» WHAT THE TASK ASKS:
Search the material below for the word "Familjehem". Copy every line that has it.

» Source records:
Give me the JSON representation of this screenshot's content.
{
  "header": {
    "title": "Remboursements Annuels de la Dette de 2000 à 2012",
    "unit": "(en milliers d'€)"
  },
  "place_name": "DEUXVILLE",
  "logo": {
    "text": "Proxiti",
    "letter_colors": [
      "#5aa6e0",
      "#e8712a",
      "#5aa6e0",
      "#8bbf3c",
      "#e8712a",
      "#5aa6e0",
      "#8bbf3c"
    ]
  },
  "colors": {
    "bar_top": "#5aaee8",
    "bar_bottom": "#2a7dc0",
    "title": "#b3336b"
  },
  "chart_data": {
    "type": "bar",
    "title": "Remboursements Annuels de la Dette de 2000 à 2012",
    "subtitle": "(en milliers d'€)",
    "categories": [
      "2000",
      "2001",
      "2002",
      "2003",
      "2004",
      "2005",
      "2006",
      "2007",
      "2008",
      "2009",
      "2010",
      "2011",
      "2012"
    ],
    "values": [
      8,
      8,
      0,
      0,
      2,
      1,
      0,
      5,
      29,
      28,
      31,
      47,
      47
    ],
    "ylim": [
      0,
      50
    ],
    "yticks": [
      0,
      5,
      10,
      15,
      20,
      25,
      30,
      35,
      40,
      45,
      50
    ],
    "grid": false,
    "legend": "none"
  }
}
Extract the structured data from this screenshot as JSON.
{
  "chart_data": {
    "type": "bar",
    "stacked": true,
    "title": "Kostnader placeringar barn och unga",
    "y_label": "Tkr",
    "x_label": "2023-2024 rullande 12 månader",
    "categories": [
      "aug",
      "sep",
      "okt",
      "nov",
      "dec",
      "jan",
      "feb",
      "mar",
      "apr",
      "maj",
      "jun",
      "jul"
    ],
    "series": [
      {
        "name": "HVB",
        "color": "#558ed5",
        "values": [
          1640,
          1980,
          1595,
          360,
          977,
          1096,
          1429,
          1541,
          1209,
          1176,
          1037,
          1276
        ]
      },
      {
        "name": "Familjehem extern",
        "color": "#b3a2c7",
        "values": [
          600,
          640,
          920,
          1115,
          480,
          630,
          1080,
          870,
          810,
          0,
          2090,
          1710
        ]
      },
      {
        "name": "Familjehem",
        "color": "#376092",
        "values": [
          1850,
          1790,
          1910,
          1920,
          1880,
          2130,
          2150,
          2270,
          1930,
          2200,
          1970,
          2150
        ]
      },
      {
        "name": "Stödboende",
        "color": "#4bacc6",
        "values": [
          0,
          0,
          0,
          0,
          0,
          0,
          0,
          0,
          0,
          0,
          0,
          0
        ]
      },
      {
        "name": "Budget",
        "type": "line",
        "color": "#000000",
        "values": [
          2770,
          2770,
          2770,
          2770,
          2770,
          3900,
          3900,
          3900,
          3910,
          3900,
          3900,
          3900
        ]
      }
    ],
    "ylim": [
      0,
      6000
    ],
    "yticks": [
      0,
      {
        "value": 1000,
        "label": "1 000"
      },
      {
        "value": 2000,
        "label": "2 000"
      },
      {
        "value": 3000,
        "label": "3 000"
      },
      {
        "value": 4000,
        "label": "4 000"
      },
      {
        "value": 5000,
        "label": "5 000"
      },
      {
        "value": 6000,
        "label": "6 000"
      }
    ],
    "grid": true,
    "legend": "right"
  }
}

» REPLY TO THE EXERCISE:
        "name": "Familjehem extern",
        "name": "Familjehem",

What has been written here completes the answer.